Problem statement ::
In the copy, keep every record exact and leave out all images.

Extracted entries ::
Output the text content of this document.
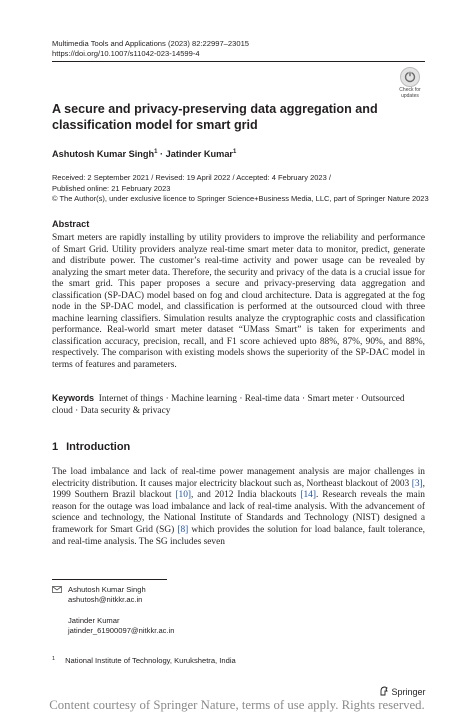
Multimedia Tools and Applications (2023) 82:22997–23015
https://doi.org/10.1007/s11042-023-14599-4
Check for
updates
A secure and privacy-preserving data aggregation and classification model for smart grid
Ashutosh Kumar Singh$^1$ · Jatinder Kumar$^1$
Received: 2 September 2021 / Revised: 19 April 2022 / Accepted: 4 February 2023 /
Published online: 21 February 2023
© The Author(s), under exclusive licence to Springer Science+Business Media, LLC, part of Springer Nature 2023
Abstract
Smart meters are rapidly installing by utility providers to improve the reliability and performance of Smart Grid. Utility providers analyze real-time smart meter data to monitor, predict, generate and distribute power. The customer’s real-time activity and power usage can be revealed by analyzing the smart meter data. Therefore, the security and privacy of the data is a crucial issue for the smart grid. This paper proposes a secure and privacy-preserving data aggregation and classification (SP-DAC) model based on fog and cloud architecture. Data is aggregated at the fog node in the SP-DAC model, and classification is performed at the outsourced cloud with three machine learning classifiers. Simulation results analyze the cryptographic costs and classification performance. Real-world smart meter dataset “UMass Smart” is taken for experiments and classification accuracy, precision, recall, and F1 score achieved upto 88%, 87%, 90%, and 88%, respectively. The comparison with existing models shows the superiority of the SP-DAC model in terms of features and parameters.
Keywords Internet of things · Machine learning · Real-time data · Smart meter · Outsourced cloud · Data security & privacy
1 Introduction
The load imbalance and lack of real-time power management analysis are major challenges in electricity distribution. It causes major electricity blackout such as, Northeast blackout of 2003 [3], 1999 Southern Brazil blackout [10], and 2012 India blackouts [14]. Research reveals the main reason for the outage was load imbalance and lack of real-time analysis. With the advancement of science and technology, the National Institute of Standards and Technology (NIST) designed a framework for Smart Grid (SG) [8] which provides the solution for load balance, fault tolerance, and real-time analysis. The SG includes seven
Ashutosh Kumar Singh
ashutosh@nitkkr.ac.in
Jatinder Kumar
jatinder_61900097@nitkkr.ac.in
$^1$ National Institute of Technology, Kurukshetra, India
Springer
Content courtesy of Springer Nature, terms of use apply. Rights reserved.
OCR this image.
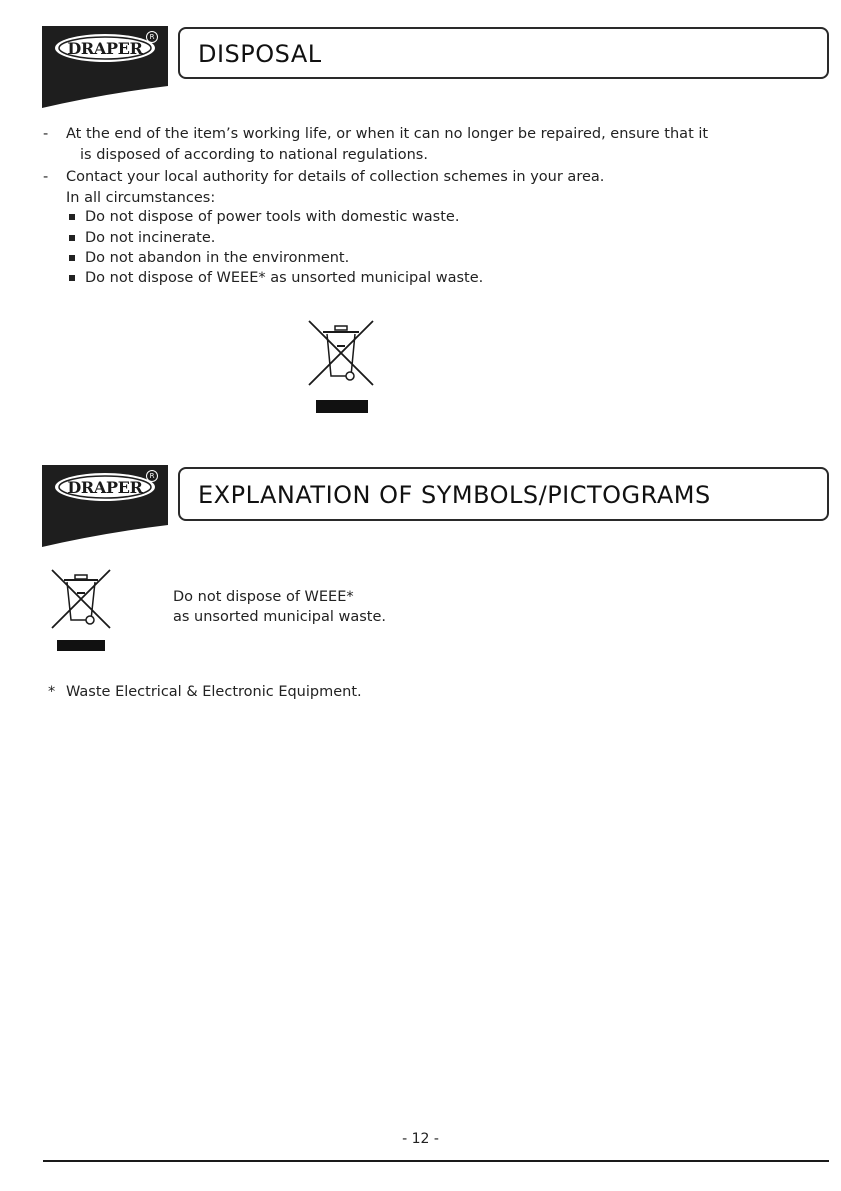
DRAPER
R
DISPOSAL
- At the end of the item’s working life, or when it can no longer be repaired, ensure that it
is disposed of according to national regulations.
- Contact your local authority for details of collection schemes in your area.
In all circumstances:
Do not dispose of power tools with domestic waste.
Do not incinerate.
Do not abandon in the environment.
Do not dispose of WEEE* as unsorted municipal waste.
DRAPER
R
EXPLANATION OF SYMBOLS/PICTOGRAMS
Do not dispose of WEEE*
as unsorted municipal waste.
* Waste Electrical & Electronic Equipment.
- 12 -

Final result ::
Output the text content of this document.
Multimedia Tools and Applications (2023) 82:22997–23015
https://doi.org/10.1007/s11042-023-14599-4
Check for
updates
A secure and privacy-preserving data aggregation and classification model for smart grid
Ashutosh Kumar Singh$^1$ · Jatinder Kumar$^1$
Received: 2 September 2021 / Revised: 19 April 2022 / Accepted: 4 February 2023 /
Published online: 21 February 2023
© The Author(s), under exclusive licence to Springer Science+Business Media, LLC, part of Springer Nature 2023
Abstract
Smart meters are rapidly installing by utility providers to improve the reliability and performance of Smart Grid. Utility providers analyze real-time smart meter data to monitor, predict, generate and distribute power. The customer’s real-time activity and power usage can be revealed by analyzing the smart meter data. Therefore, the security and privacy of the data is a crucial issue for the smart grid. This paper proposes a secure and privacy-preserving data aggregation and classification (SP-DAC) model based on fog and cloud architecture. Data is aggregated at the fog node in the SP-DAC model, and classification is performed at the outsourced cloud with three machine learning classifiers. Simulation results analyze the cryptographic costs and classification performance. Real-world smart meter dataset “UMass Smart” is taken for experiments and classification accuracy, precision, recall, and F1 score achieved upto 88%, 87%, 90%, and 88%, respectively. The comparison with existing models shows the superiority of the SP-DAC model in terms of features and parameters.
Keywords Internet of things · Machine learning · Real-time data · Smart meter · Outsourced cloud · Data security & privacy
1 Introduction
The load imbalance and lack of real-time power management analysis are major challenges in electricity distribution. It causes major electricity blackout such as, Northeast blackout of 2003 [3], 1999 Southern Brazil blackout [10], and 2012 India blackouts [14]. Research reveals the main reason for the outage was load imbalance and lack of real-time analysis. With the advancement of science and technology, the National Institute of Standards and Technology (NIST) designed a framework for Smart Grid (SG) [8] which provides the solution for load balance, fault tolerance, and real-time analysis. The SG includes seven
Ashutosh Kumar Singh
ashutosh@nitkkr.ac.in
Jatinder Kumar
jatinder_61900097@nitkkr.ac.in
$^1$ National Institute of Technology, Kurukshetra, India
Springer
Content courtesy of Springer Nature, terms of use apply. Rights reserved.
OCR this image.
DRAPER
R
DISPOSAL
- At the end of the item’s working life, or when it can no longer be repaired, ensure that it
is disposed of according to national regulations.
- Contact your local authority for details of collection schemes in your area.
In all circumstances:
Do not dispose of power tools with domestic waste.
Do not incinerate.
Do not abandon in the environment.
Do not dispose of WEEE* as unsorted municipal waste.
DRAPER
R
EXPLANATION OF SYMBOLS/PICTOGRAMS
Do not dispose of WEEE*
as unsorted municipal waste.
* Waste Electrical & Electronic Equipment.
- 12 -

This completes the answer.